(begin)

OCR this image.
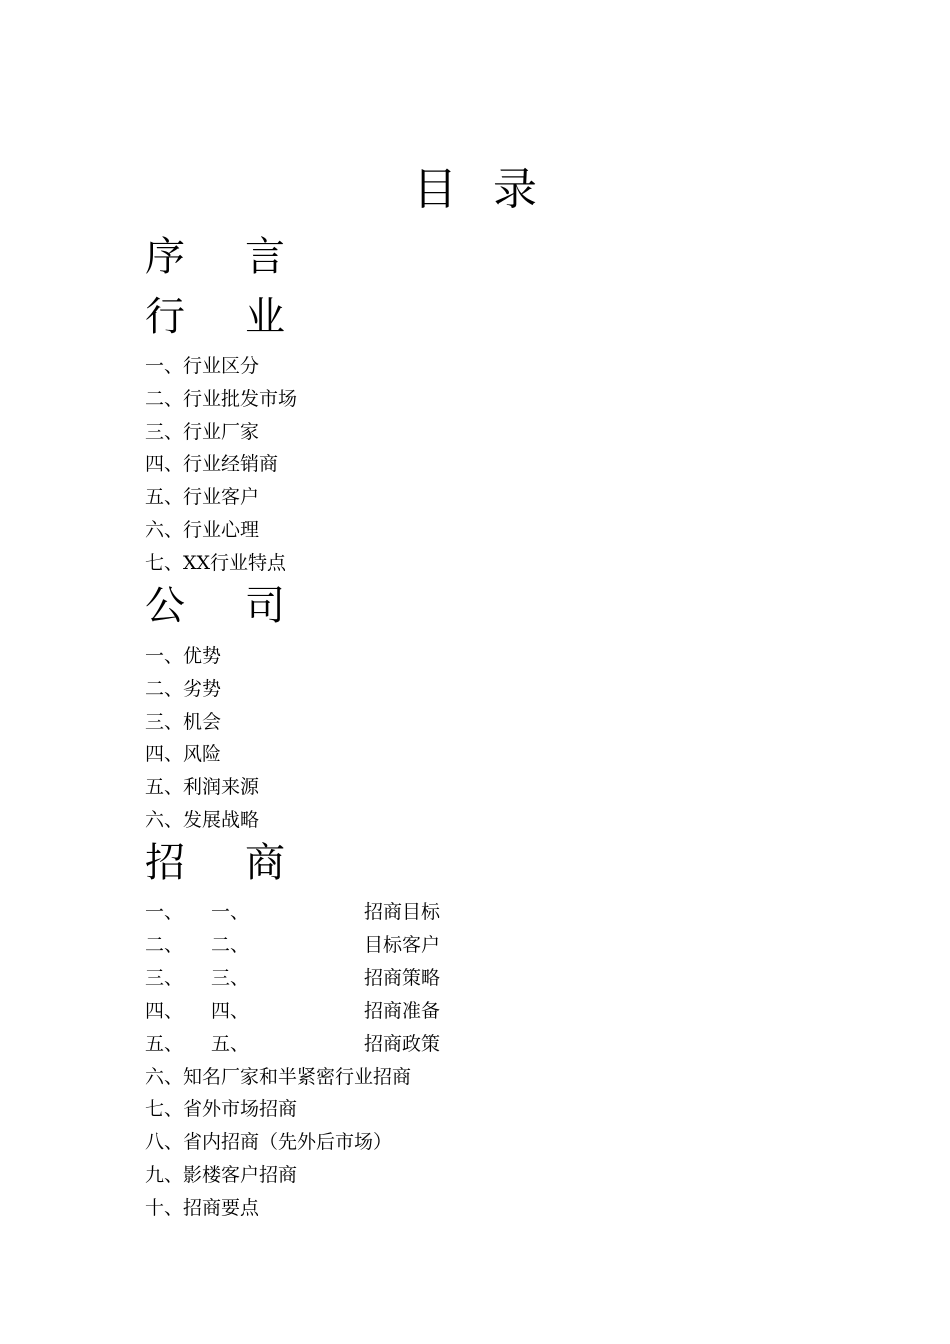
目 录
序 言
行 业
一、行业区分
二、行业批发市场
三、行业厂家
四、行业经销商
五、行业客户
六、行业心理
七、XX行业特点
公 司
一、优势
二、劣势
三、机会
四、风险
五、利润来源
六、发展战略
招 商
一、 一、	招商目标
二、 二、	目标客户
三、 三、	招商策略
四、 四、	招商准备
五、 五、	招商政策
六、知名厂家和半紧密行业招商
七、省外市场招商
八、省内招商（先外后市场）
九、影楼客户招商
十、招商要点
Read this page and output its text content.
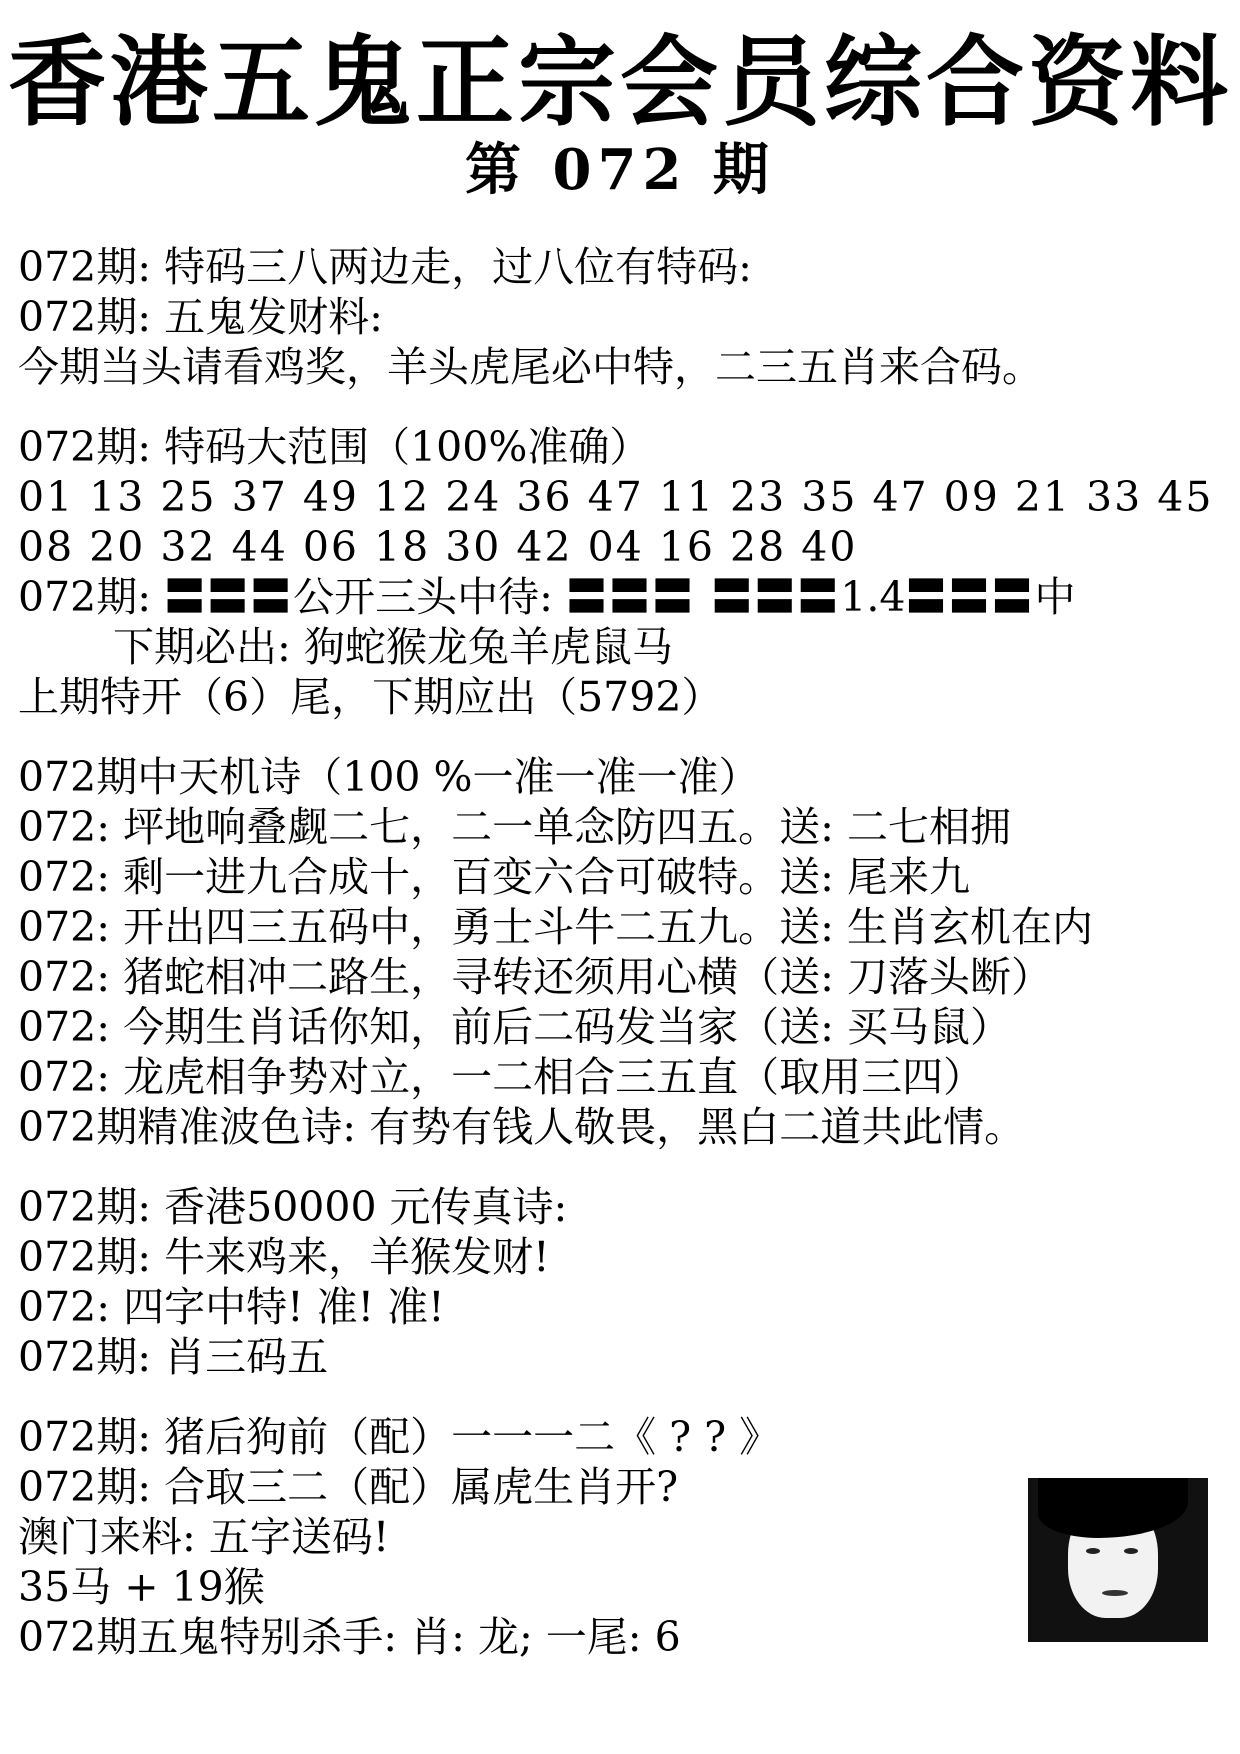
香港五鬼正宗会员综合资料
第 072 期
072期: 特码三八两边走，过八位有特码:
072期: 五鬼发财料:
今期当头请看鸡奖，羊头虎尾必中特，二三五肖来合码。
072期: 特码大范围（100%准确）
01 13 25 37 49 12 24 36 47 11 23 35 47 09 21 33 45
08 20 32 44 06 18 30 42 04 16 28 40
072期: 〓〓〓公开三头中待: 〓〓〓 〓〓〓1.4〓〓〓中
下期必出: 狗蛇猴龙兔羊虎鼠马
上期特开（6）尾，下期应出（5792）
072期中天机诗（100 %一准一准一准）
072: 坪地响叠觑二七，二一单念防四五。送: 二七相拥
072: 剩一进九合成十，百变六合可破特。送: 尾来九
072: 开出四三五码中，勇士斗牛二五九。送: 生肖玄机在内
072: 猪蛇相冲二路生，寻转还须用心横（送: 刀落头断）
072: 今期生肖话你知，前后二码发当家（送: 买马鼠）
072: 龙虎相争势对立，一二相合三五直（取用三四）
072期精准波色诗: 有势有钱人敬畏，黑白二道共此情。
072期: 香港50000 元传真诗:
072期: 牛来鸡来，羊猴发财!
072: 四字中特! 准! 准!
072期: 肖三码五
072期: 猪后狗前（配）一一一二《 ? ? 》
072期: 合取三二（配）属虎生肖开?
澳门来料: 五字送码!
35马 + 19猴
072期五鬼特别杀手: 肖: 龙; 一尾: 6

(end)

**GOAL**.
Tally the lines that hold the string "this" and state the total, nothing more.

**TASK SOLUTION**.
2